Source data
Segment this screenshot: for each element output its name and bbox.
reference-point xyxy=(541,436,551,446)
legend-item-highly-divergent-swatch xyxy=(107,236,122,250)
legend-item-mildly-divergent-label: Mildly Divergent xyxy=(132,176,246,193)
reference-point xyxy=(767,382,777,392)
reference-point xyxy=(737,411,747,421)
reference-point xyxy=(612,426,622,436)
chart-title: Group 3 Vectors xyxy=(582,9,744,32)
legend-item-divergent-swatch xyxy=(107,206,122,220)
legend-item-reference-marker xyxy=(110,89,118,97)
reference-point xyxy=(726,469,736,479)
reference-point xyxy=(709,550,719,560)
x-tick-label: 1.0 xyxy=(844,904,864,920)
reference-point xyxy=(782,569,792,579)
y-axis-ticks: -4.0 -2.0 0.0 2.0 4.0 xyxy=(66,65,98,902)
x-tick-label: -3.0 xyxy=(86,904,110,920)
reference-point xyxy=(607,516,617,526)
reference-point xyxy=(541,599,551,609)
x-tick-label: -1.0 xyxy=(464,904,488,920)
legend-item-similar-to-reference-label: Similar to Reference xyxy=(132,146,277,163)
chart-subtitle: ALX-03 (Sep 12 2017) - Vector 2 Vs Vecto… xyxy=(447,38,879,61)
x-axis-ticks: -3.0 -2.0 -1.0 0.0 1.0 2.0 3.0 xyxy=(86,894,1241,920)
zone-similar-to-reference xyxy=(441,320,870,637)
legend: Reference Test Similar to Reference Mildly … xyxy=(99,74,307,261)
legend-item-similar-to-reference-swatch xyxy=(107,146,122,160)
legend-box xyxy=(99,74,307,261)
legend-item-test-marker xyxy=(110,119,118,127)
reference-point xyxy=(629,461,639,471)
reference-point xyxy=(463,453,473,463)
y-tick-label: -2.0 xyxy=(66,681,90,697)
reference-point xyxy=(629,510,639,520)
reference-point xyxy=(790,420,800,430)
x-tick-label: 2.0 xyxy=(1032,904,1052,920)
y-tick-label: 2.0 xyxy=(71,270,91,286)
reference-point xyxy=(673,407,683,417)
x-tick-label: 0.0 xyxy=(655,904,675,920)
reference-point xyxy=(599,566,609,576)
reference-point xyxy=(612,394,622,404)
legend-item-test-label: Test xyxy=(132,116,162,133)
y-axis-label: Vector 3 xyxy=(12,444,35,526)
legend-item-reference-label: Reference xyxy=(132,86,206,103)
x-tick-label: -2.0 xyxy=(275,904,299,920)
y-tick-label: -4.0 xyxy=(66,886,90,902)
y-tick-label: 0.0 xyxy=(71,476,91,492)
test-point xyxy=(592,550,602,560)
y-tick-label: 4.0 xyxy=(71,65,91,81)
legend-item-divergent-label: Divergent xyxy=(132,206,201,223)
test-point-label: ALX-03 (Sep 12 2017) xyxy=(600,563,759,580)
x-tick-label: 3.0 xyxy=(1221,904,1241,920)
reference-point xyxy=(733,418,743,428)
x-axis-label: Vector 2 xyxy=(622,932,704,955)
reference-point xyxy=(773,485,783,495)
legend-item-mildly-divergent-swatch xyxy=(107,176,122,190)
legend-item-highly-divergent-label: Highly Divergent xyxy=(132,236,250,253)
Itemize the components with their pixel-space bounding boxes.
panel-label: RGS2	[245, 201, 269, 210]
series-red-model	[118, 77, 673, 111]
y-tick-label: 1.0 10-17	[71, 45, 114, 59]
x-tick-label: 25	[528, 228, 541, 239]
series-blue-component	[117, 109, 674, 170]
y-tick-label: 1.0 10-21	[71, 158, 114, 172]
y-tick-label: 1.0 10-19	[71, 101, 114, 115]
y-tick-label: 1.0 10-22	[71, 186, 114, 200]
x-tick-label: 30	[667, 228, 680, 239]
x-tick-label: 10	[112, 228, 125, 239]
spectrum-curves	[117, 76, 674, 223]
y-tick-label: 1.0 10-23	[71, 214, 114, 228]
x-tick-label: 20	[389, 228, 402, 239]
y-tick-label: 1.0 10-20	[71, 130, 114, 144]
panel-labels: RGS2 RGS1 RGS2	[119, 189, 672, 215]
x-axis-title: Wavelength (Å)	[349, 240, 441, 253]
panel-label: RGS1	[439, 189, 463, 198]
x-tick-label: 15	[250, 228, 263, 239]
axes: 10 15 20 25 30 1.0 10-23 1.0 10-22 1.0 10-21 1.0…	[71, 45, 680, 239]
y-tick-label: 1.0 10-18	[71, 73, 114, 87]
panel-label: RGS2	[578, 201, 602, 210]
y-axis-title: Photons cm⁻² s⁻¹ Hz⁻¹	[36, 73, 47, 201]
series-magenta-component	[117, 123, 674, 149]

_GIVEN TASK_
Can you reproduce the entries with "reference-point" switched to "ref-point" and every other character unchanged?

_FINAL RESULT_
Segment this screenshot: for each element output its name and bbox.
ref-point xyxy=(541,436,551,446)
legend-item-highly-divergent-swatch xyxy=(107,236,122,250)
legend-item-mildly-divergent-label: Mildly Divergent xyxy=(132,176,246,193)
ref-point xyxy=(767,382,777,392)
ref-point xyxy=(737,411,747,421)
ref-point xyxy=(612,426,622,436)
chart-title: Group 3 Vectors xyxy=(582,9,744,32)
legend-item-divergent-swatch xyxy=(107,206,122,220)
legend-item-reference-marker xyxy=(110,89,118,97)
ref-point xyxy=(726,469,736,479)
ref-point xyxy=(709,550,719,560)
x-tick-label: 1.0 xyxy=(844,904,864,920)
ref-point xyxy=(782,569,792,579)
y-axis-ticks: -4.0 -2.0 0.0 2.0 4.0 xyxy=(66,65,98,902)
x-tick-label: -3.0 xyxy=(86,904,110,920)
ref-point xyxy=(607,516,617,526)
ref-point xyxy=(541,599,551,609)
x-tick-label: -1.0 xyxy=(464,904,488,920)
legend-item-similar-to-reference-label: Similar to Reference xyxy=(132,146,277,163)
chart-subtitle: ALX-03 (Sep 12 2017) - Vector 2 Vs Vecto… xyxy=(447,38,879,61)
x-axis-ticks: -3.0 -2.0 -1.0 0.0 1.0 2.0 3.0 xyxy=(86,894,1241,920)
zone-similar-to-reference xyxy=(441,320,870,637)
legend: Reference Test Similar to Reference Mildly … xyxy=(99,74,307,261)
legend-item-similar-to-reference-swatch xyxy=(107,146,122,160)
legend-box xyxy=(99,74,307,261)
legend-item-test-marker xyxy=(110,119,118,127)
ref-point xyxy=(629,461,639,471)
ref-point xyxy=(463,453,473,463)
y-tick-label: -2.0 xyxy=(66,681,90,697)
ref-point xyxy=(629,510,639,520)
ref-point xyxy=(790,420,800,430)
x-tick-label: 2.0 xyxy=(1032,904,1052,920)
y-tick-label: 2.0 xyxy=(71,270,91,286)
ref-point xyxy=(673,407,683,417)
x-tick-label: 0.0 xyxy=(655,904,675,920)
ref-point xyxy=(599,566,609,576)
ref-point xyxy=(612,394,622,404)
legend-item-test-label: Test xyxy=(132,116,162,133)
y-axis-label: Vector 3 xyxy=(12,444,35,526)
legend-item-reference-label: Reference xyxy=(132,86,206,103)
x-tick-label: -2.0 xyxy=(275,904,299,920)
y-tick-label: -4.0 xyxy=(66,886,90,902)
y-tick-label: 0.0 xyxy=(71,476,91,492)
test-point xyxy=(592,550,602,560)
y-tick-label: 4.0 xyxy=(71,65,91,81)
legend-item-divergent-label: Divergent xyxy=(132,206,201,223)
test-point-label: ALX-03 (Sep 12 2017) xyxy=(600,563,759,580)
x-tick-label: 3.0 xyxy=(1221,904,1241,920)
ref-point xyxy=(733,418,743,428)
x-axis-label: Vector 2 xyxy=(622,932,704,955)
ref-point xyxy=(773,485,783,495)
legend-item-mildly-divergent-swatch xyxy=(107,176,122,190)
legend-item-highly-divergent-label: Highly Divergent xyxy=(132,236,250,253)
Itemize the components with their pixel-space bounding boxes.
panel-label: RGS2	[245, 201, 269, 210]
series-red-model	[118, 77, 673, 111]
y-tick-label: 1.0 10-17	[71, 45, 114, 59]
x-tick-label: 25	[528, 228, 541, 239]
series-blue-component	[117, 109, 674, 170]
y-tick-label: 1.0 10-21	[71, 158, 114, 172]
y-tick-label: 1.0 10-19	[71, 101, 114, 115]
y-tick-label: 1.0 10-22	[71, 186, 114, 200]
x-tick-label: 30	[667, 228, 680, 239]
x-tick-label: 10	[112, 228, 125, 239]
spectrum-curves	[117, 76, 674, 223]
y-tick-label: 1.0 10-23	[71, 214, 114, 228]
x-tick-label: 20	[389, 228, 402, 239]
y-tick-label: 1.0 10-20	[71, 130, 114, 144]
panel-labels: RGS2 RGS1 RGS2	[119, 189, 672, 215]
x-axis-title: Wavelength (Å)	[349, 240, 441, 253]
panel-label: RGS1	[439, 189, 463, 198]
x-tick-label: 15	[250, 228, 263, 239]
axes: 10 15 20 25 30 1.0 10-23 1.0 10-22 1.0 10-21 1.0…	[71, 45, 680, 239]
y-tick-label: 1.0 10-18	[71, 73, 114, 87]
panel-label: RGS2	[578, 201, 602, 210]
y-axis-title: Photons cm⁻² s⁻¹ Hz⁻¹	[36, 73, 47, 201]
series-magenta-component	[117, 123, 674, 149]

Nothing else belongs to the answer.